Your objective: Locate every line below that contains the word "JSON" and copy it.

▼

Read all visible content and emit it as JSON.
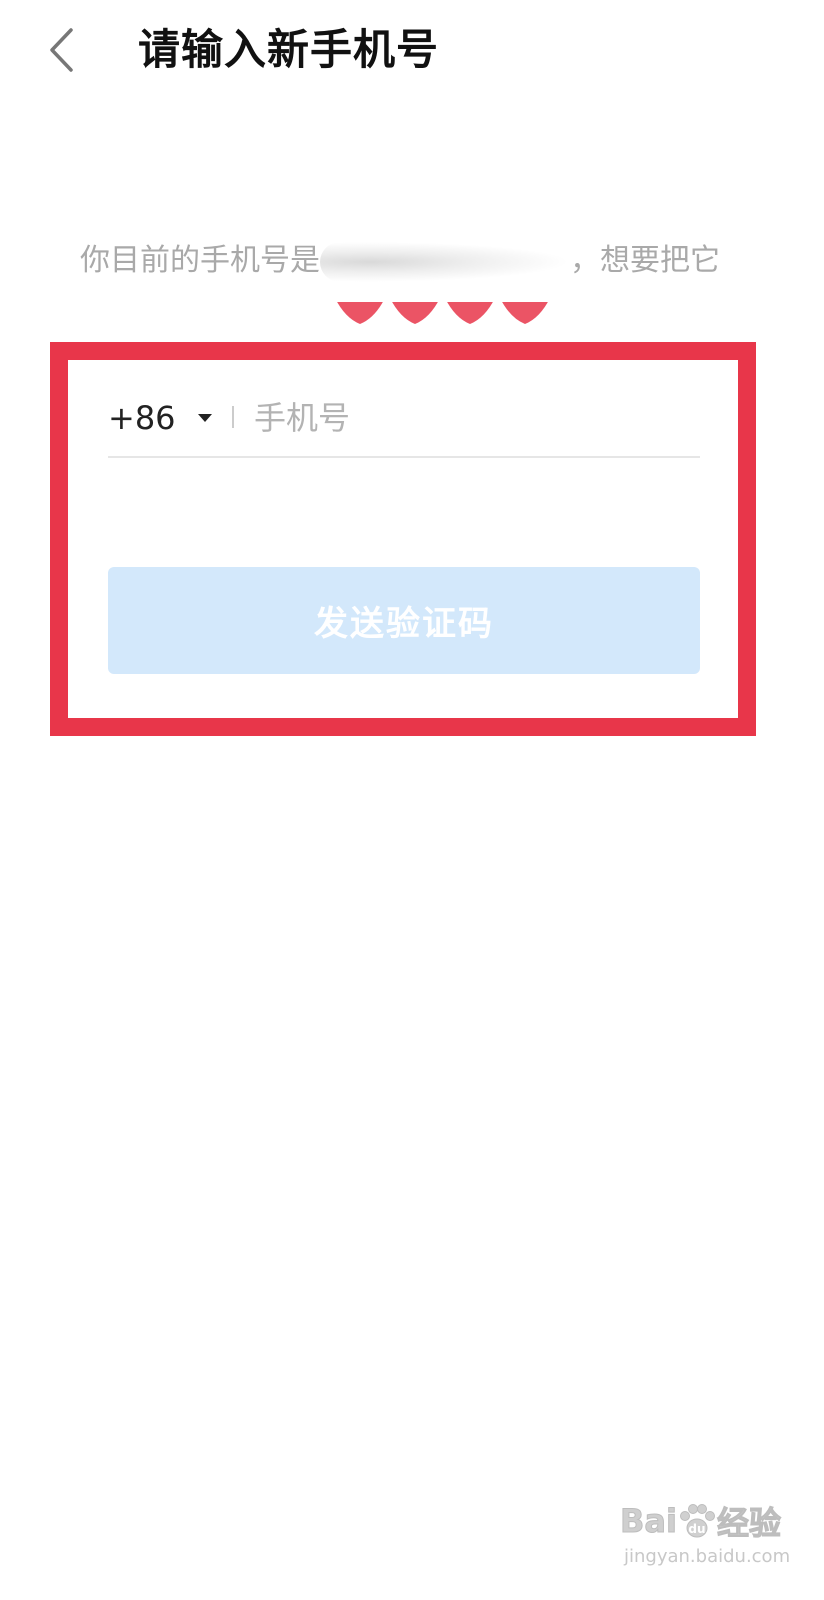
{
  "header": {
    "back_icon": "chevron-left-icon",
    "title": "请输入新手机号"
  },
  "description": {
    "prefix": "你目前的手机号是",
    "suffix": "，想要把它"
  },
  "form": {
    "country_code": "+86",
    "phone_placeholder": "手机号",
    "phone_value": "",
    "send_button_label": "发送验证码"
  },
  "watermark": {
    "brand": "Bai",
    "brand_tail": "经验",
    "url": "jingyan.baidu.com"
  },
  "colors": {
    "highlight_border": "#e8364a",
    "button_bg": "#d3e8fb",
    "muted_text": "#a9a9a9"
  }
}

▲
▼

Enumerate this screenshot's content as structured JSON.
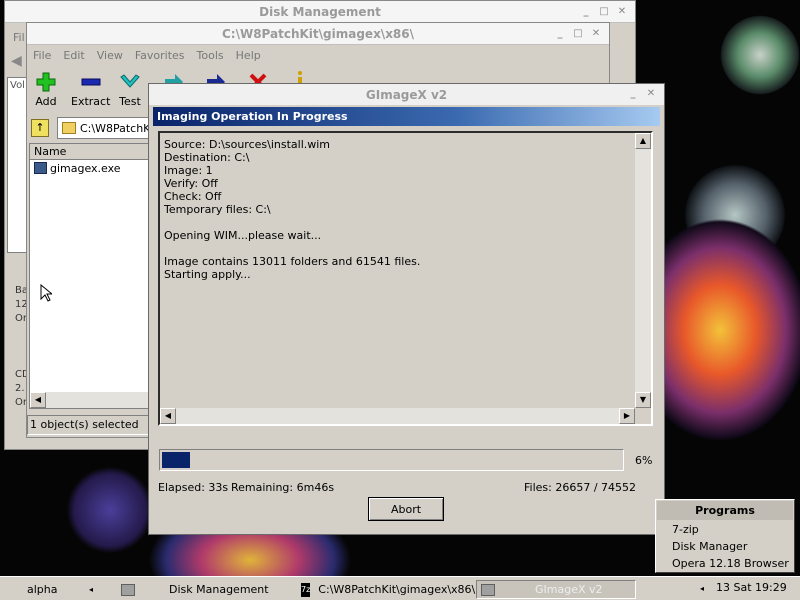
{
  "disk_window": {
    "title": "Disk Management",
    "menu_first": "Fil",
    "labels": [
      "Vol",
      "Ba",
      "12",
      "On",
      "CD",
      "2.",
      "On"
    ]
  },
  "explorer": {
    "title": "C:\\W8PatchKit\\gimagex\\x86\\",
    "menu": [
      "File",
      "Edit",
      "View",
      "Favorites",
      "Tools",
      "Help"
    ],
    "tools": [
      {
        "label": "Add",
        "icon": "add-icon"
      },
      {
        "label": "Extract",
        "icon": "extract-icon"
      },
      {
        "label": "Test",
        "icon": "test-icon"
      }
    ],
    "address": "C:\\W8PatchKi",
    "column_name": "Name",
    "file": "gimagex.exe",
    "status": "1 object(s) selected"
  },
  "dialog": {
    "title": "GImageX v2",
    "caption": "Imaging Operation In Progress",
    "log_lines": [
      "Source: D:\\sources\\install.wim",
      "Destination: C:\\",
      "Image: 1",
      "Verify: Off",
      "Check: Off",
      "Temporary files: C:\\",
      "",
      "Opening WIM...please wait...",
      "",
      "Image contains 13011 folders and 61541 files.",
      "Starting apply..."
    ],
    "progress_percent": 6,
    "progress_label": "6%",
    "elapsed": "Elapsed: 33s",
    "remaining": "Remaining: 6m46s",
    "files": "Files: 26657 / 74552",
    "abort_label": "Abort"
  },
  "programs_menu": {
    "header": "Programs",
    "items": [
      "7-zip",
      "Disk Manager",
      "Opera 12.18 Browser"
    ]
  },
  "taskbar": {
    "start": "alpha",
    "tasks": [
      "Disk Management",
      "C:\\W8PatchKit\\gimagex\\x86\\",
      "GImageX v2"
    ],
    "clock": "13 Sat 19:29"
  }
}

▲

Written response:
Read all visible content and emit it as JSON.
Enumerate this screenshot's content as structured JSON.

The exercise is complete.